>> Start

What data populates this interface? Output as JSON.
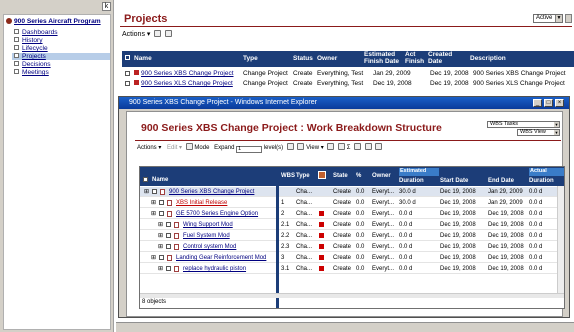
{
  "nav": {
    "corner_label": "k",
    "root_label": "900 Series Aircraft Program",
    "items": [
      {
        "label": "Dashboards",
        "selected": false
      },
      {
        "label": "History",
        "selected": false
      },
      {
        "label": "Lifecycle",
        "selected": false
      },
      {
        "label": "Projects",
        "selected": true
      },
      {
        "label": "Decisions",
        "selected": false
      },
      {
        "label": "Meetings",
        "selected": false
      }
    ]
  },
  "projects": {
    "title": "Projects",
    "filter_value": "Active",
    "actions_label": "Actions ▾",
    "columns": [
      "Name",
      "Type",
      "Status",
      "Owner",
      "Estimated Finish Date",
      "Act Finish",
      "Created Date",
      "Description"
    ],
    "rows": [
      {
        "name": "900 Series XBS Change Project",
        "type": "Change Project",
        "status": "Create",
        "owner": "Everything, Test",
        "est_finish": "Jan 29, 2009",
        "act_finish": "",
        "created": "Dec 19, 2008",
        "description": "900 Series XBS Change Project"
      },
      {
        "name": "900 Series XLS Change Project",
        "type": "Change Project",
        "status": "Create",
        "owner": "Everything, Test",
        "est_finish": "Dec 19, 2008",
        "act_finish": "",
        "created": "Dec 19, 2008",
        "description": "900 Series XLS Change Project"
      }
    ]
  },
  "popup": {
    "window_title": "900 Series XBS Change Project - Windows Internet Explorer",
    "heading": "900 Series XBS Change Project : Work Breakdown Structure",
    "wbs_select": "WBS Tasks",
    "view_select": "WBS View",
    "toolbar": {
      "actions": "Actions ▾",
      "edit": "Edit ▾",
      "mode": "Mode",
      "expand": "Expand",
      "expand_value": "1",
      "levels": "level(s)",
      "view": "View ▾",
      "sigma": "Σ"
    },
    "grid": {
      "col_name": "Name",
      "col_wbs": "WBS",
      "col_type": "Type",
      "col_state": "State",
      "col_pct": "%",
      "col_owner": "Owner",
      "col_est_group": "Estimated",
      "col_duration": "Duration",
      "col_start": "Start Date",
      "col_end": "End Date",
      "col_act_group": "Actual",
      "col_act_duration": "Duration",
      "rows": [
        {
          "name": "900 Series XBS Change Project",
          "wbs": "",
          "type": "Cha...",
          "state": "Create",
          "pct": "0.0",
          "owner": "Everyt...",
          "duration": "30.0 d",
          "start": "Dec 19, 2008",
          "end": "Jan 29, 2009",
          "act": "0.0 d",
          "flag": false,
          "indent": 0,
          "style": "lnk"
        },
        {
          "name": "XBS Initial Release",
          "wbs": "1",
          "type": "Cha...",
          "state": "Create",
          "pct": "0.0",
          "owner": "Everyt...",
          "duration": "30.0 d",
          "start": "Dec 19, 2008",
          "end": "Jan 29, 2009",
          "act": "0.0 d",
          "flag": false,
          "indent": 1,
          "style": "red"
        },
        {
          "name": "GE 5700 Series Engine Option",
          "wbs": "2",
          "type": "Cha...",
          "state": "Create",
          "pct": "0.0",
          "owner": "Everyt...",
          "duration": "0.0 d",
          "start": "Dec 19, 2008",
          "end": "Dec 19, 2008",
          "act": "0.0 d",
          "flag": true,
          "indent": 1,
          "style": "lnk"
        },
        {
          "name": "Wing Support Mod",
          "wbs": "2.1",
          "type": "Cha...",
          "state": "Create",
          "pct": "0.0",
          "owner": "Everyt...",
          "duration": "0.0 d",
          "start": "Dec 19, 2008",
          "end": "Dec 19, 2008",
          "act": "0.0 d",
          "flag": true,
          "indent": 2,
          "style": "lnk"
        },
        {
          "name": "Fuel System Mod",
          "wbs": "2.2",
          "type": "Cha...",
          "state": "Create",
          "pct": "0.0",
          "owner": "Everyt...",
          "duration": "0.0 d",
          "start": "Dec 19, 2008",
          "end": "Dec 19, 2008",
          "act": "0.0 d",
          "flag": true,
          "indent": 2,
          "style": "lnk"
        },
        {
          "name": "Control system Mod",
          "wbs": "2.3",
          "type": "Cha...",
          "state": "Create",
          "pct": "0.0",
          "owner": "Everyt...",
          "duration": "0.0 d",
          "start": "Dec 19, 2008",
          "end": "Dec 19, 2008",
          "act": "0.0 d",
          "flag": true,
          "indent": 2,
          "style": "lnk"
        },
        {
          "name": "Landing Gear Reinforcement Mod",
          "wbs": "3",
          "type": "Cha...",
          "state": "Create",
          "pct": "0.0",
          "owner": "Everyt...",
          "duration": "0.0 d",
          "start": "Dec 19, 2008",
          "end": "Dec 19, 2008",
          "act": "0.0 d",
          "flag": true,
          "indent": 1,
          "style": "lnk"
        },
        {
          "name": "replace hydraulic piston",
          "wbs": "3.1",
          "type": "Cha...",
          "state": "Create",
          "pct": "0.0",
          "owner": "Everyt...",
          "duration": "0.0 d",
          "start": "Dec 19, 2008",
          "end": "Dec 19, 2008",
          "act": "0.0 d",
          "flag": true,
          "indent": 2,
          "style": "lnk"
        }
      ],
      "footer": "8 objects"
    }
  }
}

>> End
>> Start

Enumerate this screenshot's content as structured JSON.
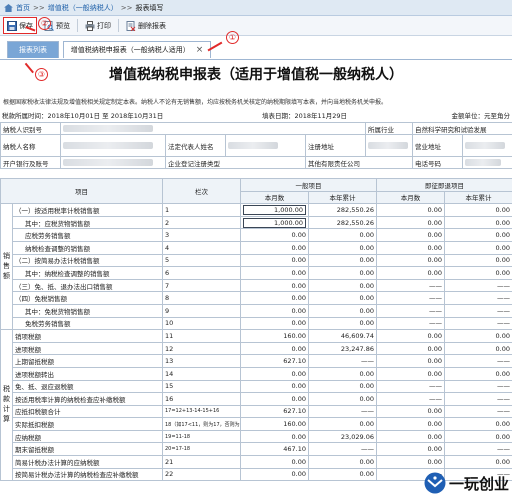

>> End
>> Start

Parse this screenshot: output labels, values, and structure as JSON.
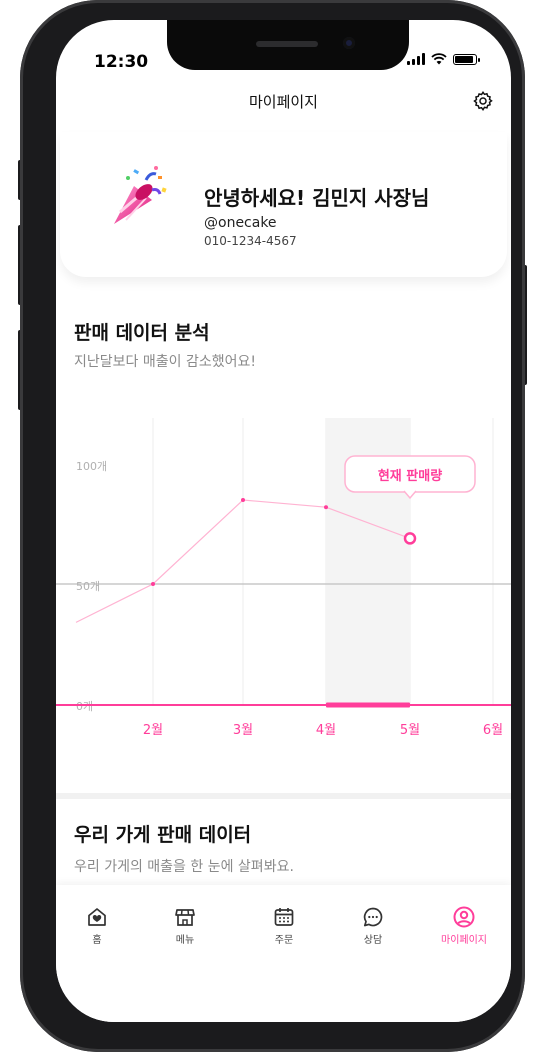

>> End

# PROBLEM STATEMENT
Using the listing above, locate the lines that hold "screenshot" and copy each one.

# OUTPUT
Enumerate this screenshot's content as structured JSON.
Parse this screenshot: output labels, values, and structure as JSON.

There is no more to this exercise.